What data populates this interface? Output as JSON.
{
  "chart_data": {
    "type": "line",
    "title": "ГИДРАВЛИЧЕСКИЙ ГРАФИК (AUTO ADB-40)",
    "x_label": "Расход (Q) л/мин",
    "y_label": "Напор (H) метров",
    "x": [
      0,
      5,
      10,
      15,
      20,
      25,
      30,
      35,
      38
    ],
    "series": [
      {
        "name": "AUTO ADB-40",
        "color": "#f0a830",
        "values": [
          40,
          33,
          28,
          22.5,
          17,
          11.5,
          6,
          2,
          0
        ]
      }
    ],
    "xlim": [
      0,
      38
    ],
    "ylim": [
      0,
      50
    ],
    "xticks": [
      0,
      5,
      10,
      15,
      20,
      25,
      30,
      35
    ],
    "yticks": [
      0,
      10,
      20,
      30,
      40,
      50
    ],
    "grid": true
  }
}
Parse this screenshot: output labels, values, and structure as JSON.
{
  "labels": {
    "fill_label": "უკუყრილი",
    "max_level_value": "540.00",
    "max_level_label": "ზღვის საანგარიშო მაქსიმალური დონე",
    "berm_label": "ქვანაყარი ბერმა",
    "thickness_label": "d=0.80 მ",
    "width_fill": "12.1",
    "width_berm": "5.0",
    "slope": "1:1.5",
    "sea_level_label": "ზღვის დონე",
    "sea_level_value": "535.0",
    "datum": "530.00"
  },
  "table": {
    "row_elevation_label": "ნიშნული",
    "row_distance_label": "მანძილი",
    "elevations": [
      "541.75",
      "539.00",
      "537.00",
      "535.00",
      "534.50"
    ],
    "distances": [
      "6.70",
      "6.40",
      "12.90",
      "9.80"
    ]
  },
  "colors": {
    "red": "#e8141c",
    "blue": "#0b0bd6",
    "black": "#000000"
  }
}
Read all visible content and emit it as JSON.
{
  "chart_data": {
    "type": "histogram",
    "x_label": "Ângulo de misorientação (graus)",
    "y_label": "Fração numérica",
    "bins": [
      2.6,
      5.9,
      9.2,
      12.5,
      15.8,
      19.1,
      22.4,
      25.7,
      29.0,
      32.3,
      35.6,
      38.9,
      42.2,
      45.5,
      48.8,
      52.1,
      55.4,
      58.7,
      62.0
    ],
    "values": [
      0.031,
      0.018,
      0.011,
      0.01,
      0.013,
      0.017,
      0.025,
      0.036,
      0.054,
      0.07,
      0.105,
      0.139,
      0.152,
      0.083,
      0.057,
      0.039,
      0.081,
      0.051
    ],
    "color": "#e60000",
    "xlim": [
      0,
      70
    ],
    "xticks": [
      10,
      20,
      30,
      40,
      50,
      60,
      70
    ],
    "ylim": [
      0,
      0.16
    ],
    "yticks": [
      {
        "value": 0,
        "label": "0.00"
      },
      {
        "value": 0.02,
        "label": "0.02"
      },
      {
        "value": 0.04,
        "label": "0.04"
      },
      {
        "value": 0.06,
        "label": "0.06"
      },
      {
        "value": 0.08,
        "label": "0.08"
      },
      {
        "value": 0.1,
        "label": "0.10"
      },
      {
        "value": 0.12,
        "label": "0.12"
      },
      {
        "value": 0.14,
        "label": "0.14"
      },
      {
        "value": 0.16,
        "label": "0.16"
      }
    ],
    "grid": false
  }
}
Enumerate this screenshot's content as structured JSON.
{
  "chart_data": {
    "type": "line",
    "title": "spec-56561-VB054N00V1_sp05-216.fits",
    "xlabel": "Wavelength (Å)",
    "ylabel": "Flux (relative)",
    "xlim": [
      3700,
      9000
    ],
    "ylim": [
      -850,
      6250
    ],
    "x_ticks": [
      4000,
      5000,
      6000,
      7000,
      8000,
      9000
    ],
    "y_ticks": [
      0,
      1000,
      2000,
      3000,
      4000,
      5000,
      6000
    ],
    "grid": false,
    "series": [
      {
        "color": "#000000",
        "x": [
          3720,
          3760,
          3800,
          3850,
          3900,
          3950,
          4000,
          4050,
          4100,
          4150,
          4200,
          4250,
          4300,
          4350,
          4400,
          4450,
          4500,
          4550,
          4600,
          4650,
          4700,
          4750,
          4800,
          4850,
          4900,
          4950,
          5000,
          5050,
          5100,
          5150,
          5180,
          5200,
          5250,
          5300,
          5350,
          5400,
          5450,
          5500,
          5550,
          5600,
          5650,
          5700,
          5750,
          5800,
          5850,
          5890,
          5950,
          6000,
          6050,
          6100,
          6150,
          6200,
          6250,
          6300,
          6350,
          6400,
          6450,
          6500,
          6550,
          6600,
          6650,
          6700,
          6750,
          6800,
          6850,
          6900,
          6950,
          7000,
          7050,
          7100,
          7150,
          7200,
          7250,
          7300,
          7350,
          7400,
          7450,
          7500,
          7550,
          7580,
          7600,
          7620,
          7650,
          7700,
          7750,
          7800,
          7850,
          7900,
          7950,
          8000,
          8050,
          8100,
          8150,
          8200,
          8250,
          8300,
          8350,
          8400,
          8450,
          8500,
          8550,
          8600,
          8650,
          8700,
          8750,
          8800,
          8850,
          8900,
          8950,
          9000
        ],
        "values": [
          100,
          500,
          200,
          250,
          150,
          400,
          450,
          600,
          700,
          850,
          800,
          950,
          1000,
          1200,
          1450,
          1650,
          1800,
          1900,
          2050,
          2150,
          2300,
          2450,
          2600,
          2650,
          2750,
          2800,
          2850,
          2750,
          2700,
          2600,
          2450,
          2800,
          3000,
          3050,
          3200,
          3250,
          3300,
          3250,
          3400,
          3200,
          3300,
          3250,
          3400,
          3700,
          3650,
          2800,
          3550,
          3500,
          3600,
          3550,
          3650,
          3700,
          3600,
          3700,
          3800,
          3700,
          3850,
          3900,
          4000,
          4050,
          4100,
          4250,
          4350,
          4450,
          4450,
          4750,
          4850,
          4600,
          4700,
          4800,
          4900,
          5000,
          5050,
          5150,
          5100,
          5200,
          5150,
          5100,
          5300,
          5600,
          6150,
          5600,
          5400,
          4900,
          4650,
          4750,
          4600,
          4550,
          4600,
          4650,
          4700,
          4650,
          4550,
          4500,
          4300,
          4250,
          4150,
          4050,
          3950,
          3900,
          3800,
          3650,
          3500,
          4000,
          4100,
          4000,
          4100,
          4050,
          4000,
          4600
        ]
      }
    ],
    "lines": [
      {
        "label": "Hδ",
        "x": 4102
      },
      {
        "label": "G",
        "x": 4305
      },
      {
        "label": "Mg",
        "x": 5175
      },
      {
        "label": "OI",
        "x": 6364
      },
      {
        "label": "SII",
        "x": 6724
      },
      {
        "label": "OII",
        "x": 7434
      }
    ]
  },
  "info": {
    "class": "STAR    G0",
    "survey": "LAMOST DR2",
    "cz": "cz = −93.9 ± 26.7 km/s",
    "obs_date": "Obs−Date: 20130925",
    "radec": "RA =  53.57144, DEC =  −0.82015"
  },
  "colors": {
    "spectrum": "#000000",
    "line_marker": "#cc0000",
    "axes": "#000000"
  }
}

-=-=-=-=-

◆ **Task description**
Using the material above, work out how many lines contain the string "ზღვის". Give that number alone.

◆ **Solved problem**
2